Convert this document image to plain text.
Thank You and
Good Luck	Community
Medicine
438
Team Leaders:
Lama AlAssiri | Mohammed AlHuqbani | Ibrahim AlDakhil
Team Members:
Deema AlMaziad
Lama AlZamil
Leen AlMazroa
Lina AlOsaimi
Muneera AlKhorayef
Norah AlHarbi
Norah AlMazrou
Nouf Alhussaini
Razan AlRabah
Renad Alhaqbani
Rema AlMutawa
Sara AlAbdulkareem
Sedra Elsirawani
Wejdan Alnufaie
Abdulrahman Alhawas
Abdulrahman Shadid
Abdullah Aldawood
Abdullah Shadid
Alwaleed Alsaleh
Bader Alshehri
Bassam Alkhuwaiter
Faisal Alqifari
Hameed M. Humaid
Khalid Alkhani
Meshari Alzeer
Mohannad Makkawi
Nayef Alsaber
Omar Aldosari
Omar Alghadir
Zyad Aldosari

• • • • •

◆ **Exercise**:
Restate all of the entries exactly, please.

◆ **Answer to this task**:
Convert this document image to plain text.
Thank You and
Good Luck	Community
Medicine
438
Team Leaders:
Lama AlAssiri | Mohammed AlHuqbani | Ibrahim AlDakhil
Team Members:
Deema AlMaziad
Lama AlZamil
Leen AlMazroa
Lina AlOsaimi
Muneera AlKhorayef
Norah AlHarbi
Norah AlMazrou
Nouf Alhussaini
Razan AlRabah
Renad Alhaqbani
Rema AlMutawa
Sara AlAbdulkareem
Sedra Elsirawani
Wejdan Alnufaie
Abdulrahman Alhawas
Abdulrahman Shadid
Abdullah Aldawood
Abdullah Shadid
Alwaleed Alsaleh
Bader Alshehri
Bassam Alkhuwaiter
Faisal Alqifari
Hameed M. Humaid
Khalid Alkhani
Meshari Alzeer
Mohannad Makkawi
Nayef Alsaber
Omar Aldosari
Omar Alghadir
Zyad Aldosari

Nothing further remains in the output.